What to produce:
Keep every line where the word "this" appears; drop the rest.

Data excerpts:
>>>>

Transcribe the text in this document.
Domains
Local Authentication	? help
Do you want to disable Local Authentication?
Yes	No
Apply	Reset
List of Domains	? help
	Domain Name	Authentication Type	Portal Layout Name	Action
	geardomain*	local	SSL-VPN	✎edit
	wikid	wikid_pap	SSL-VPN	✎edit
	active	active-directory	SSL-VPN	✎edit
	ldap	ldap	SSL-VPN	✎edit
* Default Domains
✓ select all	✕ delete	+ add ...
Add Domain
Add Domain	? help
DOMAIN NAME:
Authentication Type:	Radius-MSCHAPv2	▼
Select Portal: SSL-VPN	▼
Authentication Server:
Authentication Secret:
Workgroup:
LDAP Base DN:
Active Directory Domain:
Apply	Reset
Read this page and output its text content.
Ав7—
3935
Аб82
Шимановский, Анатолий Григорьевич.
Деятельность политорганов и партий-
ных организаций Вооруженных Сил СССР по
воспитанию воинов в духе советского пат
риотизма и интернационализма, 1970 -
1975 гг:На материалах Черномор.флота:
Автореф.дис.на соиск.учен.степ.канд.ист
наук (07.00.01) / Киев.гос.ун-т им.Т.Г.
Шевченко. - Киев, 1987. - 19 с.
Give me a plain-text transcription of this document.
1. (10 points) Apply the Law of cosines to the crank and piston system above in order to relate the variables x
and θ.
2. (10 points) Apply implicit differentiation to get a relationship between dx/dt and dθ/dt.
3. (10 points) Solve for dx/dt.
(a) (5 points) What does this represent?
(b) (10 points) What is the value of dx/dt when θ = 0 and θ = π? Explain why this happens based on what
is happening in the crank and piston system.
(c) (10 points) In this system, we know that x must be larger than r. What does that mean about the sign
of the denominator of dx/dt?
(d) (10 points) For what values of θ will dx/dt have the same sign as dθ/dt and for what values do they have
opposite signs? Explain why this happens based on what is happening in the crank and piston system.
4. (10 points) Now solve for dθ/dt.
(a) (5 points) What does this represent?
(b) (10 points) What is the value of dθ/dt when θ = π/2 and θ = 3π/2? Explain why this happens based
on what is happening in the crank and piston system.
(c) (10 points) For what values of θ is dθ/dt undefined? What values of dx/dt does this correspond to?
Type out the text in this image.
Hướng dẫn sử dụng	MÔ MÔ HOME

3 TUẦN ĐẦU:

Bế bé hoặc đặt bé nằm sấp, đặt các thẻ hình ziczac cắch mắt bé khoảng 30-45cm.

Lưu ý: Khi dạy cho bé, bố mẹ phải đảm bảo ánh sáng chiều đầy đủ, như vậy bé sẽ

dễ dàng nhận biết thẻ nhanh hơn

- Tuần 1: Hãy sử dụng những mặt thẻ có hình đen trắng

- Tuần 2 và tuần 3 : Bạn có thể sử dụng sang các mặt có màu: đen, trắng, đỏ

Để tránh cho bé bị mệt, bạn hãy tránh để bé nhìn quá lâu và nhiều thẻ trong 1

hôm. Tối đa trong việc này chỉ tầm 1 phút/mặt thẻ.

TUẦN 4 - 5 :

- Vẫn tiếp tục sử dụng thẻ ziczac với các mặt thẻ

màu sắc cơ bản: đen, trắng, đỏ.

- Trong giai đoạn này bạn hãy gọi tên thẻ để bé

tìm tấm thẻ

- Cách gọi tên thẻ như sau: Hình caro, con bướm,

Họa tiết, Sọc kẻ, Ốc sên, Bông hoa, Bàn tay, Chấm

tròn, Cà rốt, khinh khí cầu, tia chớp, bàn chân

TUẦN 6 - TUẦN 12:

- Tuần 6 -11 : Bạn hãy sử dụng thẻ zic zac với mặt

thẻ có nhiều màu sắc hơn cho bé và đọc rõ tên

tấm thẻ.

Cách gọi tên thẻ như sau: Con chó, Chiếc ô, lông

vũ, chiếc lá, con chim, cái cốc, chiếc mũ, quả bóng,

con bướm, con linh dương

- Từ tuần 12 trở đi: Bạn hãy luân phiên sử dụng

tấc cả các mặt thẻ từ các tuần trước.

<<<<

Task answer:
Transcribe the text in this document.
Read this page and output its text content.
Give me a plain-text transcription of this document.
(a) (5 points) What does this represent?
(b) (10 points) What is the value of dx/dt when θ = 0 and θ = π? Explain why this happens based on what
(c) (10 points) In this system, we know that x must be larger than r. What does that mean about the sign
opposite signs? Explain why this happens based on what is happening in the crank and piston system.
(a) (5 points) What does this represent?
(b) (10 points) What is the value of dθ/dt when θ = π/2 and θ = 3π/2? Explain why this happens based
(c) (10 points) For what values of θ is dθ/dt undefined? What values of dx/dt does this correspond to?
Type out the text in this image.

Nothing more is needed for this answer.